* **EXERCISE INPUTS**:
* * *
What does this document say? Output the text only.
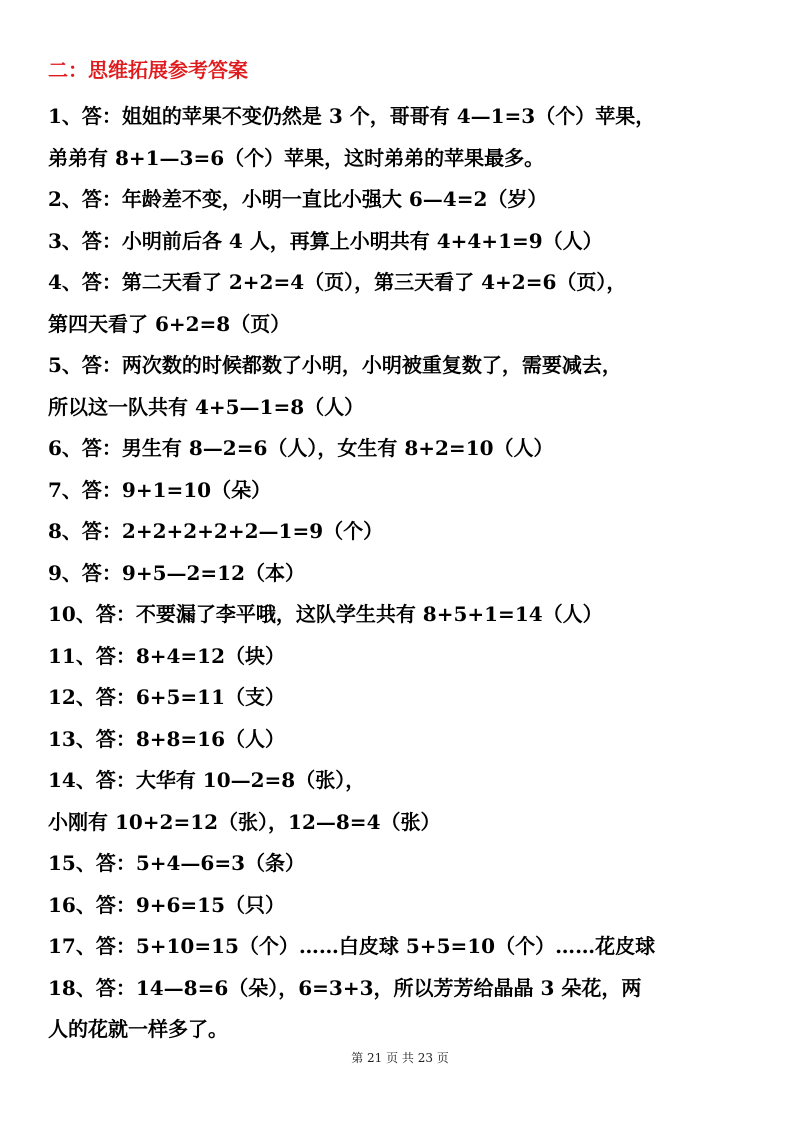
二：思维拓展参考答案
1、答：姐姐的苹果不变仍然是 3 个，哥哥有 4—1=3（个）苹果，
弟弟有 8+1—3=6（个）苹果，这时弟弟的苹果最多。
2、答：年龄差不变，小明一直比小强大 6—4=2（岁）
3、答：小明前后各 4 人，再算上小明共有 4+4+1=9（人）
4、答：第二天看了 2+2=4（页），第三天看了 4+2=6（页），
第四天看了 6+2=8（页）
5、答：两次数的时候都数了小明，小明被重复数了，需要减去，
所以这一队共有 4+5—1=8（人）
6、答：男生有 8—2=6（人），女生有 8+2=10（人）
7、答：9+1=10（朵）
8、答：2+2+2+2+2—1=9（个）
9、答：9+5—2=12（本）
10、答：不要漏了李平哦，这队学生共有 8+5+1=14（人）
11、答：8+4=12（块）
12、答：6+5=11（支）
13、答：8+8=16（人）
14、答：大华有 10—2=8（张），
小刚有 10+2=12（张），12—8=4（张）
15、答：5+4—6=3（条）
16、答：9+6=15（只）
17、答：5+10=15（个）……白皮球 5+5=10（个）……花皮球
18、答：14—8=6（朵），6=3+3，所以芳芳给晶晶 3 朵花，两
人的花就一样多了。
第 21 页 共 23 页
* * *
* **WHAT IS BEING ASKED**: In your copy, leave out the pictures and reproduce the material above exactly.

* **EXERCISE SOLUTION**:
What does this document say? Output the text only.
二：思维拓展参考答案
1、答：姐姐的苹果不变仍然是 3 个，哥哥有 4—1=3（个）苹果，
弟弟有 8+1—3=6（个）苹果，这时弟弟的苹果最多。
2、答：年龄差不变，小明一直比小强大 6—4=2（岁）
3、答：小明前后各 4 人，再算上小明共有 4+4+1=9（人）
4、答：第二天看了 2+2=4（页），第三天看了 4+2=6（页），
第四天看了 6+2=8（页）
5、答：两次数的时候都数了小明，小明被重复数了，需要减去，
所以这一队共有 4+5—1=8（人）
6、答：男生有 8—2=6（人），女生有 8+2=10（人）
7、答：9+1=10（朵）
8、答：2+2+2+2+2—1=9（个）
9、答：9+5—2=12（本）
10、答：不要漏了李平哦，这队学生共有 8+5+1=14（人）
11、答：8+4=12（块）
12、答：6+5=11（支）
13、答：8+8=16（人）
14、答：大华有 10—2=8（张），
小刚有 10+2=12（张），12—8=4（张）
15、答：5+4—6=3（条）
16、答：9+6=15（只）
17、答：5+10=15（个）……白皮球 5+5=10（个）……花皮球
18、答：14—8=6（朵），6=3+3，所以芳芳给晶晶 3 朵花，两
人的花就一样多了。
第 21 页 共 23 页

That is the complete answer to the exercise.